** Instructions to follow **
Search the records for "Нижегородской". Copy every line where it appears.
****************************************
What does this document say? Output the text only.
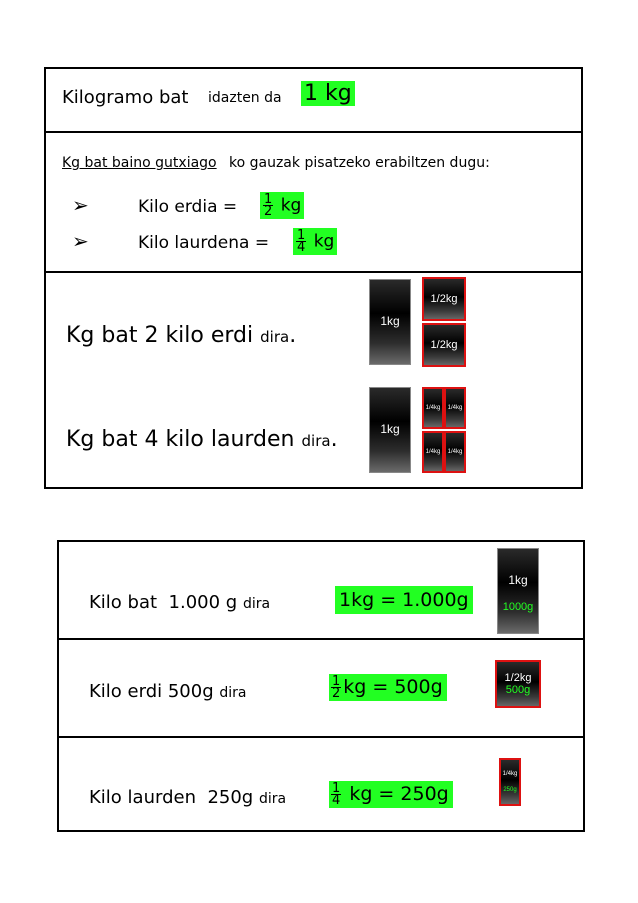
Kilogramo bat idazten da 1 kg
Kg bat baino gutxiago ko gauzak pisatzeko erabiltzen dugu:
➢	Kilo erdia = $\frac{1}{2}$ kg
➢	Kilo laurdena = $\frac{1}{4}$ kg
Kg bat 2 kilo erdi dira.
Kg bat 4 kilo laurden dira.
1kg
1/2kg
1/2kg
1kg
1/4kg 1/4kg
1/4kg 1/4kg
Kilo bat 1.000 g dira	1kg = 1.000g
1kg
1000g
Kilo erdi 500g dira	$\frac{1}{2}$ kg = 500g	1/2kg
500g
Kilo laurden 250g dira	$\frac{1}{4}$ kg = 250g
1/4kg
250g
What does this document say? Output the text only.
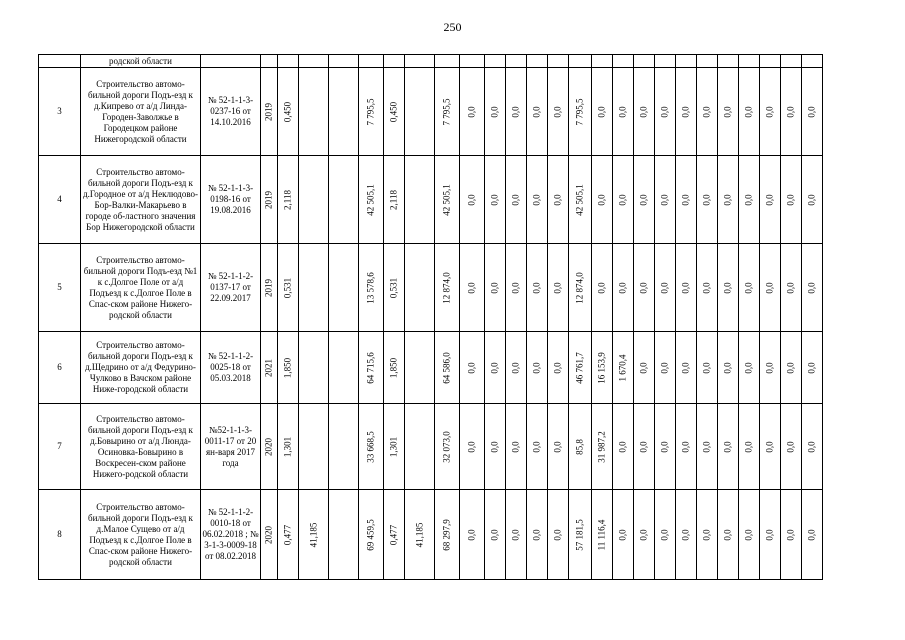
250
	родской области																										
3	Строительство автомо-бильной дороги Подъ-езд к д.Кипрево от а/д Линда-Городен-Заволжье в Городецком районе Нижегородской области	№ 52-1-1-3-0237-16 от 14.10.2016	2019	0,450			7 795,5	0,450		7 795,5	0,0	0,0	0,0	0,0	0,0	7 795,5	0,0	0,0	0,0	0,0	0,0	0,0	0,0	0,0	0,0	0,0	0,0

4	Строительство автомо-бильной дороги Подъ-езд к д.Городное от а/д Неклюдово-Бор-Валки-Макарьево в городе об-ластного значения Бор Нижегородской области	№ 52-1-1-3-0198-16 от 19.08.2016	2019	2,118			42 505,1	2,118		42 505,1	0,0	0,0	0,0	0,0	0,0	42 505,1	0,0	0,0	0,0	0,0	0,0	0,0	0,0	0,0	0,0	0,0	0,0

5	Строительство автомо-бильной дороги Подъ-езд №1 к с.Долгое Поле от а/д Подъезд к с.Долгое Поле в Спас-ском районе Нижего-родской области	№ 52-1-1-2-0137-17 от 22.09.2017	2019	0,531			13 578,6	0,531		12 874,0	0,0	0,0	0,0	0,0	0,0	12 874,0	0,0	0,0	0,0	0,0	0,0	0,0	0,0	0,0	0,0	0,0	0,0

6	Строительство автомо-бильной дороги Подъ-езд к д.Щедрино от а/д Федурино-Чулково в Вачском районе Ниже-городской области	№ 52-1-1-2-0025-18 от 05.03.2018	2021	1,850			64 715,6	1,850		64 586,0	0,0	0,0	0,0	0,0	0,0	46 761,7	16 153,9	1 670,4	0,0	0,0	0,0	0,0	0,0	0,0	0,0	0,0	0,0

7	Строительство автомо-бильной дороги Подъ-езд к д.Бовырино от а/д Люнда-Осиновка-Бовырино в Воскресен-ском районе Нижего-родской области	№52-1-1-3-0011-17 от 20 ян-варя 2017 года	2020	1,301			33 668,5	1,301		32 073,0	0,0	0,0	0,0	0,0	0,0	85,8	31 987,2	0,0	0,0	0,0	0,0	0,0	0,0	0,0	0,0	0,0	0,0

8	Строительство автомо-бильной дороги Подъ-езд к д.Малое Сущево от а/д Подъезд к с.Долгое Поле в Спас-ском районе Нижего-родской области	№ 52-1-1-2-0010-18 от 06.02.2018 ; № 3-1-3-0009-18 от 08.02.2018	2020	0,477	41,185		69 459,5	0,477	41,185	68 297,9	0,0	0,0	0,0	0,0	0,0	57 181,5	11 116,4	0,0	0,0	0,0	0,0	0,0	0,0	0,0	0,0	0,0	0,0
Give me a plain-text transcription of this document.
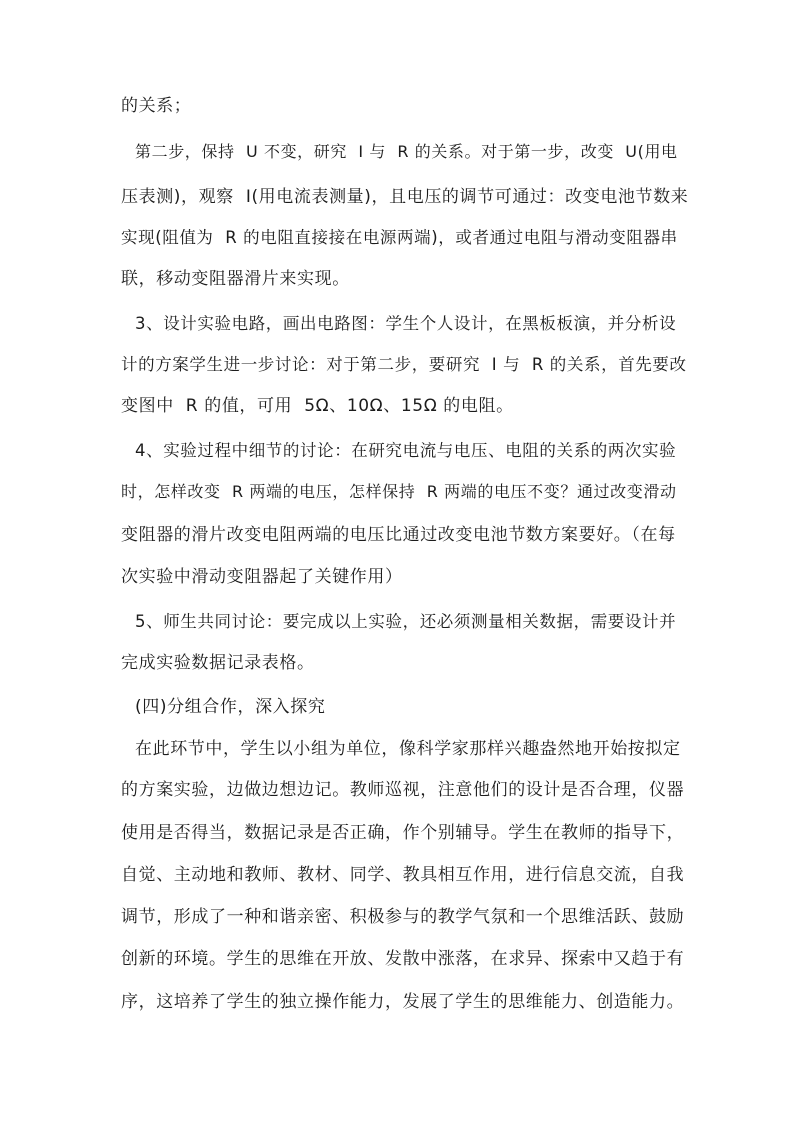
的关系；
第二步，保持  U 不变，研究  I 与  R 的关系。对于第一步，改变  U(用电
压表测)，观察  I(用电流表测量)，且电压的调节可通过：改变电池节数来
实现(阻值为  R 的电阻直接接在电源两端)，或者通过电阻与滑动变阻器串
联，移动变阻器滑片来实现。
3、设计实验电路，画出电路图：学生个人设计，在黑板板演，并分析设
计的方案学生进一步讨论：对于第二步，要研究  I 与  R 的关系，首先要改
变图中  R 的值，可用  5Ω、10Ω、15Ω 的电阻。
4、实验过程中细节的讨论：在研究电流与电压、电阻的关系的两次实验
时，怎样改变  R 两端的电压，怎样保持  R 两端的电压不变？通过改变滑动
变阻器的滑片改变电阻两端的电压比通过改变电池节数方案要好。（在每
次实验中滑动变阻器起了关键作用）
5、师生共同讨论：要完成以上实验，还必须测量相关数据，需要设计并
完成实验数据记录表格。
(四)分组合作，深入探究
在此环节中，学生以小组为单位，像科学家那样兴趣盎然地开始按拟定
的方案实验，边做边想边记。教师巡视，注意他们的设计是否合理，仪器
使用是否得当，数据记录是否正确，作个别辅导。学生在教师的指导下，
自觉、主动地和教师、教材、同学、教具相互作用，进行信息交流，自我
调节，形成了一种和谐亲密、积极参与的教学气氛和一个思维活跃、鼓励
创新的环境。学生的思维在开放、发散中涨落，在求异、探索中又趋于有
序，这培养了学生的独立操作能力，发展了学生的思维能力、创造能力。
****************************************
** Response **
3	Строительство автомо-бильной дороги Подъ-езд к д.Кипрево от а/д Линда-Городен-Заволжье в Городецком районе Нижегородской области	№ 52-1-1-3-0237-16 от 14.10.2016	2019	0,450			7 795,5	0,450		7 795,5	0,0	0,0	0,0	0,0	0,0	7 795,5	0,0	0,0	0,0	0,0	0,0	0,0	0,0	0,0	0,0	0,0	0,0
4	Строительство автомо-бильной дороги Подъ-езд к д.Городное от а/д Неклюдово-Бор-Валки-Макарьево в городе об-ластного значения Бор Нижегородской области	№ 52-1-1-3-0198-16 от 19.08.2016	2019	2,118			42 505,1	2,118		42 505,1	0,0	0,0	0,0	0,0	0,0	42 505,1	0,0	0,0	0,0	0,0	0,0	0,0	0,0	0,0	0,0	0,0	0,0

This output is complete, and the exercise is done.